• [PROBLEM STATEMENT]: Report the number of lines in the entries below that include the word "Investoinnit", and nothing else.
----
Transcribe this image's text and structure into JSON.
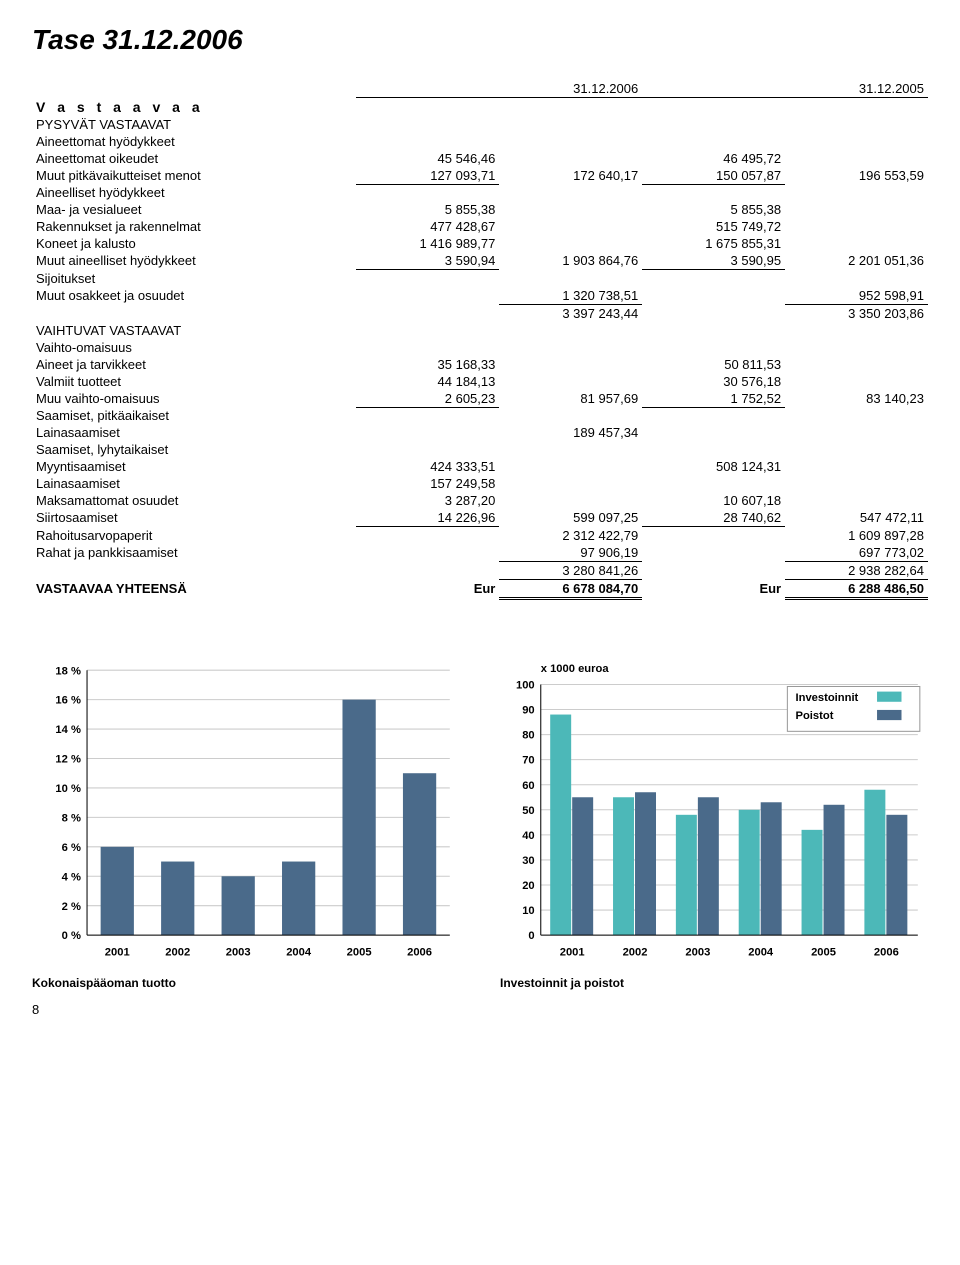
{
  "page_title": "Tase 31.12.2006",
  "date_left": "31.12.2006",
  "date_right": "31.12.2005",
  "vastaavaa_label": "V a s t a a v a a",
  "sections": {
    "pysyvat": "PYSYVÄT VASTAAVAT",
    "aineettomat": "Aineettomat hyödykkeet",
    "aineelliset": "Aineelliset hyödykkeet",
    "sijoitukset": "Sijoitukset",
    "vaihtuvat": "VAIHTUVAT VASTAAVAT",
    "vaihto": "Vaihto-omaisuus",
    "saam_pitka": "Saamiset, pitkäaikaiset",
    "saam_lyhyt": "Saamiset, lyhytaikaiset"
  },
  "rows": {
    "aineettomat_oikeudet": {
      "l": "Aineettomat oikeudet",
      "a": "45 546,46",
      "b": "",
      "c": "46 495,72",
      "d": ""
    },
    "muut_pitkavaik": {
      "l": "Muut pitkävaikutteiset menot",
      "a": "127 093,71",
      "b": "172 640,17",
      "c": "150 057,87",
      "d": "196 553,59"
    },
    "maa_vesi": {
      "l": "Maa- ja vesialueet",
      "a": "5 855,38",
      "b": "",
      "c": "5 855,38",
      "d": ""
    },
    "rakennukset": {
      "l": "Rakennukset ja rakennelmat",
      "a": "477 428,67",
      "b": "",
      "c": "515 749,72",
      "d": ""
    },
    "koneet": {
      "l": "Koneet ja kalusto",
      "a": "1 416 989,77",
      "b": "",
      "c": "1 675 855,31",
      "d": ""
    },
    "muut_aineelliset": {
      "l": "Muut aineelliset hyödykkeet",
      "a": "3 590,94",
      "b": "1 903 864,76",
      "c": "3 590,95",
      "d": "2 201 051,36"
    },
    "muut_osakkeet": {
      "l": "Muut osakkeet ja osuudet",
      "a": "",
      "b": "1 320 738,51",
      "c": "",
      "d": "952 598,91"
    },
    "pysyvat_sum": {
      "b": "3 397 243,44",
      "d": "3 350 203,86"
    },
    "aineet_tarvikkeet": {
      "l": "Aineet ja tarvikkeet",
      "a": "35 168,33",
      "b": "",
      "c": "50 811,53",
      "d": ""
    },
    "valmiit": {
      "l": "Valmiit tuotteet",
      "a": "44 184,13",
      "b": "",
      "c": "30 576,18",
      "d": ""
    },
    "muu_vaihto": {
      "l": "Muu vaihto-omaisuus",
      "a": "2 605,23",
      "b": "81 957,69",
      "c": "1 752,52",
      "d": "83 140,23"
    },
    "lainasaam_pitka": {
      "l": "Lainasaamiset",
      "a": "",
      "b": "189 457,34",
      "c": "",
      "d": ""
    },
    "myyntisaam": {
      "l": "Myyntisaamiset",
      "a": "424 333,51",
      "b": "",
      "c": "508 124,31",
      "d": ""
    },
    "lainasaam_lyhyt": {
      "l": "Lainasaamiset",
      "a": "157 249,58",
      "b": "",
      "c": "",
      "d": ""
    },
    "maksamattomat": {
      "l": "Maksamattomat osuudet",
      "a": "3 287,20",
      "b": "",
      "c": "10 607,18",
      "d": ""
    },
    "siirtosaam": {
      "l": "Siirtosaamiset",
      "a": "14 226,96",
      "b": "599 097,25",
      "c": "28 740,62",
      "d": "547 472,11"
    },
    "rahoitusarv": {
      "l": "Rahoitusarvopaperit",
      "a": "",
      "b": "2 312 422,79",
      "c": "",
      "d": "1 609 897,28"
    },
    "rahat": {
      "l": "Rahat ja pankkisaamiset",
      "a": "",
      "b": "97 906,19",
      "c": "",
      "d": "697 773,02"
    },
    "vaihtuvat_sum": {
      "b": "3 280 841,26",
      "d": "2 938 282,64"
    }
  },
  "total": {
    "label": "VASTAAVAA YHTEENSÄ",
    "curr": "Eur",
    "b": "6 678 084,70",
    "d": "6 288 486,50"
  },
  "chart1": {
    "type": "bar",
    "years": [
      "2001",
      "2002",
      "2003",
      "2004",
      "2005",
      "2006"
    ],
    "values": [
      6,
      5,
      4,
      5,
      16,
      11
    ],
    "ylim": [
      0,
      18
    ],
    "ytick_step": 2,
    "ysuffix": " %",
    "bar_color": "#4a6a8a",
    "grid_color": "#cccccc",
    "bg": "#ffffff",
    "title": "Kokonaispääoman tuotto"
  },
  "chart2": {
    "type": "grouped-bar",
    "unit_label": "x 1000 euroa",
    "years": [
      "2001",
      "2002",
      "2003",
      "2004",
      "2005",
      "2006"
    ],
    "series": [
      {
        "name": "Investoinnit",
        "color": "#4cb8b8",
        "values": [
          88,
          55,
          48,
          50,
          42,
          58
        ]
      },
      {
        "name": "Poistot",
        "color": "#4a6a8a",
        "values": [
          55,
          57,
          55,
          53,
          52,
          48
        ]
      }
    ],
    "ylim": [
      0,
      100
    ],
    "ytick_step": 10,
    "grid_color": "#cccccc",
    "bg": "#ffffff",
    "title": "Investoinnit ja poistot"
  },
  "page_number": "8"
}
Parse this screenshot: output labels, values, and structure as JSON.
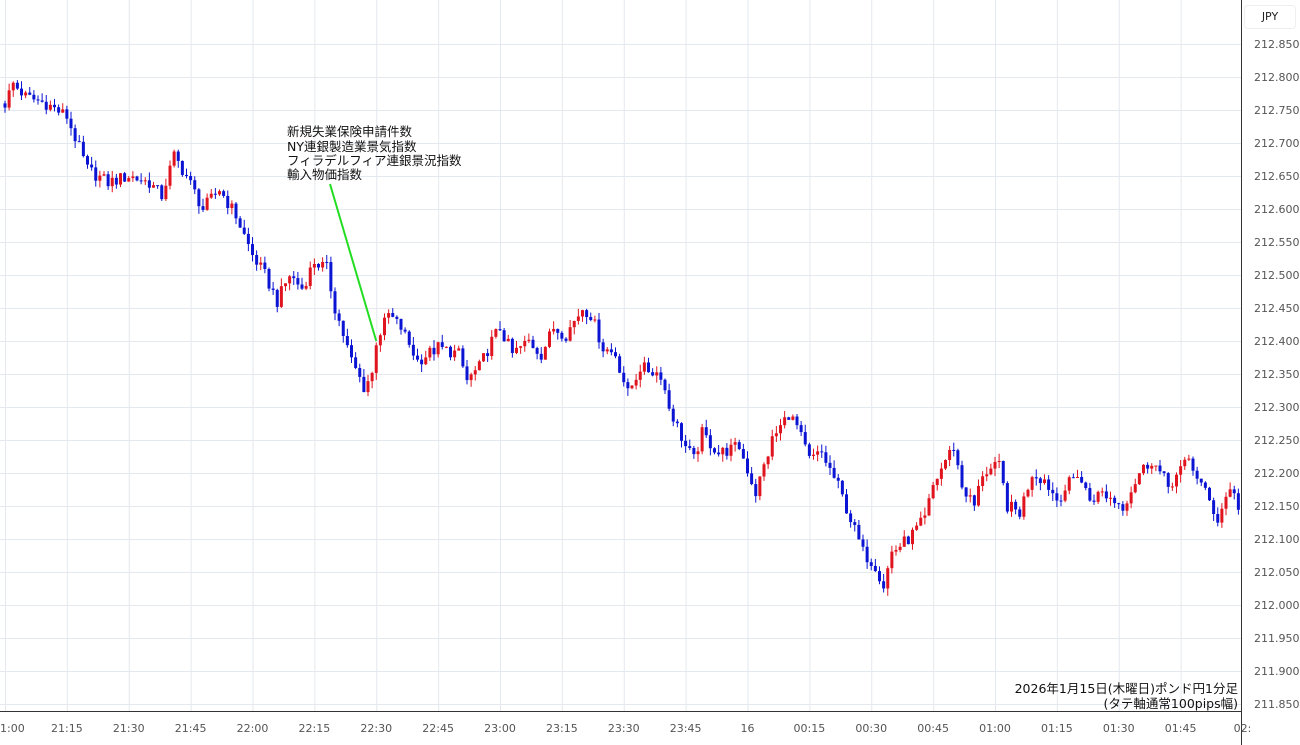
{
  "currency_badge": "JPY",
  "chart_data": {
    "type": "candlestick",
    "title": "2026年1月15日(木曜日)ポンド円1分足",
    "subtitle": "(タテ軸通常100pips幅)",
    "ylim": [
      211.85,
      212.85
    ],
    "y_ticks": [
      "212.850",
      "212.800",
      "212.750",
      "212.700",
      "212.650",
      "212.600",
      "212.550",
      "212.500",
      "212.450",
      "212.400",
      "212.350",
      "212.300",
      "212.250",
      "212.200",
      "212.150",
      "212.100",
      "212.050",
      "212.000",
      "211.950",
      "211.900",
      "211.850"
    ],
    "x_ticks": [
      {
        "label": "1:00",
        "minute": 0
      },
      {
        "label": "21:15",
        "minute": 15
      },
      {
        "label": "21:30",
        "minute": 30
      },
      {
        "label": "21:45",
        "minute": 45
      },
      {
        "label": "22:00",
        "minute": 60
      },
      {
        "label": "22:15",
        "minute": 75
      },
      {
        "label": "22:30",
        "minute": 90
      },
      {
        "label": "22:45",
        "minute": 105
      },
      {
        "label": "23:00",
        "minute": 120
      },
      {
        "label": "23:15",
        "minute": 135
      },
      {
        "label": "23:30",
        "minute": 150
      },
      {
        "label": "23:45",
        "minute": 165
      },
      {
        "label": "16",
        "minute": 180
      },
      {
        "label": "00:15",
        "minute": 195
      },
      {
        "label": "00:30",
        "minute": 210
      },
      {
        "label": "00:45",
        "minute": 225
      },
      {
        "label": "01:00",
        "minute": 240
      },
      {
        "label": "01:15",
        "minute": 255
      },
      {
        "label": "01:30",
        "minute": 270
      },
      {
        "label": "01:45",
        "minute": 285
      },
      {
        "label": "02:",
        "minute": 300
      }
    ],
    "up_color": "#e0141e",
    "down_color": "#0a14d2",
    "grid": true,
    "price_path": [
      [
        0,
        212.76
      ],
      [
        2,
        212.79
      ],
      [
        5,
        212.77
      ],
      [
        10,
        212.76
      ],
      [
        15,
        212.74
      ],
      [
        20,
        212.66
      ],
      [
        25,
        212.64
      ],
      [
        30,
        212.65
      ],
      [
        35,
        212.64
      ],
      [
        38,
        212.62
      ],
      [
        41,
        212.68
      ],
      [
        44,
        212.65
      ],
      [
        48,
        212.6
      ],
      [
        52,
        212.63
      ],
      [
        56,
        212.59
      ],
      [
        60,
        212.53
      ],
      [
        63,
        212.5
      ],
      [
        66,
        212.46
      ],
      [
        69,
        212.5
      ],
      [
        72,
        212.48
      ],
      [
        75,
        212.52
      ],
      [
        78,
        212.51
      ],
      [
        80,
        212.45
      ],
      [
        84,
        212.37
      ],
      [
        87,
        212.33
      ],
      [
        89,
        212.35
      ],
      [
        90,
        212.4
      ],
      [
        93,
        212.44
      ],
      [
        96,
        212.42
      ],
      [
        100,
        212.37
      ],
      [
        105,
        212.39
      ],
      [
        110,
        212.38
      ],
      [
        112,
        212.34
      ],
      [
        115,
        212.36
      ],
      [
        118,
        212.4
      ],
      [
        120,
        212.42
      ],
      [
        123,
        212.38
      ],
      [
        127,
        212.4
      ],
      [
        130,
        212.38
      ],
      [
        133,
        212.42
      ],
      [
        136,
        212.41
      ],
      [
        140,
        212.45
      ],
      [
        142,
        212.44
      ],
      [
        145,
        212.39
      ],
      [
        148,
        212.38
      ],
      [
        151,
        212.32
      ],
      [
        154,
        212.36
      ],
      [
        159,
        212.35
      ],
      [
        161,
        212.3
      ],
      [
        165,
        212.24
      ],
      [
        167,
        212.22
      ],
      [
        169,
        212.26
      ],
      [
        173,
        212.23
      ],
      [
        178,
        212.24
      ],
      [
        182,
        212.17
      ],
      [
        184,
        212.21
      ],
      [
        186,
        212.25
      ],
      [
        190,
        212.29
      ],
      [
        192,
        212.27
      ],
      [
        195,
        212.22
      ],
      [
        198,
        212.23
      ],
      [
        202,
        212.18
      ],
      [
        205,
        212.13
      ],
      [
        208,
        212.08
      ],
      [
        211,
        212.06
      ],
      [
        213,
        212.03
      ],
      [
        215,
        212.08
      ],
      [
        219,
        212.1
      ],
      [
        223,
        212.13
      ],
      [
        225,
        212.18
      ],
      [
        228,
        212.22
      ],
      [
        230,
        212.24
      ],
      [
        232,
        212.18
      ],
      [
        235,
        212.15
      ],
      [
        237,
        212.2
      ],
      [
        241,
        212.21
      ],
      [
        243,
        212.15
      ],
      [
        246,
        212.14
      ],
      [
        249,
        212.2
      ],
      [
        252,
        212.19
      ],
      [
        255,
        212.16
      ],
      [
        260,
        212.2
      ],
      [
        263,
        212.16
      ],
      [
        266,
        212.17
      ],
      [
        271,
        212.15
      ],
      [
        275,
        212.2
      ],
      [
        278,
        212.22
      ],
      [
        282,
        212.18
      ],
      [
        287,
        212.22
      ],
      [
        291,
        212.17
      ],
      [
        294,
        212.13
      ],
      [
        297,
        212.18
      ],
      [
        299,
        212.15
      ]
    ],
    "annotation": {
      "event_minute": 90,
      "event_price": 212.4,
      "lines": [
        "新規失業保険申請件数",
        "NY連銀製造業景気指数",
        "フィラデルフィア連銀景況指数",
        "輸入物価指数"
      ],
      "color": "#22dd22"
    }
  }
}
----
• [THE RESPONSE]: 2